Stated goal
Every entry that follows needs to be repeated exactly.

Data for the task
◆ ◆ ◆ ◆

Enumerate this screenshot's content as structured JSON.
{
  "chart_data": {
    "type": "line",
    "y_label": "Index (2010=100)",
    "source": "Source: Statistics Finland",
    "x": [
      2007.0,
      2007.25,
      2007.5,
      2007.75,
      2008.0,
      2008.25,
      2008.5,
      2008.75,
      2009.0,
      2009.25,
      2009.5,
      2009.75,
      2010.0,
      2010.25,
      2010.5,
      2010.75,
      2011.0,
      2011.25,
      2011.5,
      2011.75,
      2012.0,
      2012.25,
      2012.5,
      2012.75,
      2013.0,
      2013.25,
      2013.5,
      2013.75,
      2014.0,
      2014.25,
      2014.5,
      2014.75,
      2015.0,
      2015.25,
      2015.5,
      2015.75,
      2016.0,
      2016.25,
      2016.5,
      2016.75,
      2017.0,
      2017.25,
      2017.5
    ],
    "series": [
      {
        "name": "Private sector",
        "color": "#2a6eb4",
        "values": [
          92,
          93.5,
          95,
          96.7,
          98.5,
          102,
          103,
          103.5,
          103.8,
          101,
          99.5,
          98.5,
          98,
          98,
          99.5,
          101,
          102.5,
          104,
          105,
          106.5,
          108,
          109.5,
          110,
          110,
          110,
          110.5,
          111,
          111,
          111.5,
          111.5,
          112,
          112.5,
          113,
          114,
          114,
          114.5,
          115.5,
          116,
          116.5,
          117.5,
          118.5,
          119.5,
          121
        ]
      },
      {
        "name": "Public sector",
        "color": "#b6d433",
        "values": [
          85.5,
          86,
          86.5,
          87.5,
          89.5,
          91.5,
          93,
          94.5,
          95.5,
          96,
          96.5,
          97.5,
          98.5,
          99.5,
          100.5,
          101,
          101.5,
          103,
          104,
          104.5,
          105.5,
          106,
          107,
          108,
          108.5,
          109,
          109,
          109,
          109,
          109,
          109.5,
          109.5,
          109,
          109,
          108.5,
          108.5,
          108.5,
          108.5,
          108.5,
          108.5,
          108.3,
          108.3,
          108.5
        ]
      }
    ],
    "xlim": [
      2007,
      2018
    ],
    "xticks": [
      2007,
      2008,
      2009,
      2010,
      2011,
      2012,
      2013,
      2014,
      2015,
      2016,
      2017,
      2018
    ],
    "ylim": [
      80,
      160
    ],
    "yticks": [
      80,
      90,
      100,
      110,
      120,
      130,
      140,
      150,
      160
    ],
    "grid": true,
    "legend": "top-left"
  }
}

◆ ◆ ◆ ◆

Solution below
Enumerate this screenshot's content as structured JSON.
{
  "chart_data": {
    "type": "line",
    "y_label": "Index (2010=100)",
    "source": "Source: Statistics Finland",
    "x": [
      2007.0,
      2007.25,
      2007.5,
      2007.75,
      2008.0,
      2008.25,
      2008.5,
      2008.75,
      2009.0,
      2009.25,
      2009.5,
      2009.75,
      2010.0,
      2010.25,
      2010.5,
      2010.75,
      2011.0,
      2011.25,
      2011.5,
      2011.75,
      2012.0,
      2012.25,
      2012.5,
      2012.75,
      2013.0,
      2013.25,
      2013.5,
      2013.75,
      2014.0,
      2014.25,
      2014.5,
      2014.75,
      2015.0,
      2015.25,
      2015.5,
      2015.75,
      2016.0,
      2016.25,
      2016.5,
      2016.75,
      2017.0,
      2017.25,
      2017.5
    ],
    "series": [
      {
        "name": "Private sector",
        "color": "#2a6eb4",
        "values": [
          92,
          93.5,
          95,
          96.7,
          98.5,
          102,
          103,
          103.5,
          103.8,
          101,
          99.5,
          98.5,
          98,
          98,
          99.5,
          101,
          102.5,
          104,
          105,
          106.5,
          108,
          109.5,
          110,
          110,
          110,
          110.5,
          111,
          111,
          111.5,
          111.5,
          112,
          112.5,
          113,
          114,
          114,
          114.5,
          115.5,
          116,
          116.5,
          117.5,
          118.5,
          119.5,
          121
        ]
      },
      {
        "name": "Public sector",
        "color": "#b6d433",
        "values": [
          85.5,
          86,
          86.5,
          87.5,
          89.5,
          91.5,
          93,
          94.5,
          95.5,
          96,
          96.5,
          97.5,
          98.5,
          99.5,
          100.5,
          101,
          101.5,
          103,
          104,
          104.5,
          105.5,
          106,
          107,
          108,
          108.5,
          109,
          109,
          109,
          109,
          109,
          109.5,
          109.5,
          109,
          109,
          108.5,
          108.5,
          108.5,
          108.5,
          108.5,
          108.5,
          108.3,
          108.3,
          108.5
        ]
      }
    ],
    "xlim": [
      2007,
      2018
    ],
    "xticks": [
      2007,
      2008,
      2009,
      2010,
      2011,
      2012,
      2013,
      2014,
      2015,
      2016,
      2017,
      2018
    ],
    "ylim": [
      80,
      160
    ],
    "yticks": [
      80,
      90,
      100,
      110,
      120,
      130,
      140,
      150,
      160
    ],
    "grid": true,
    "legend": "top-left"
  }
}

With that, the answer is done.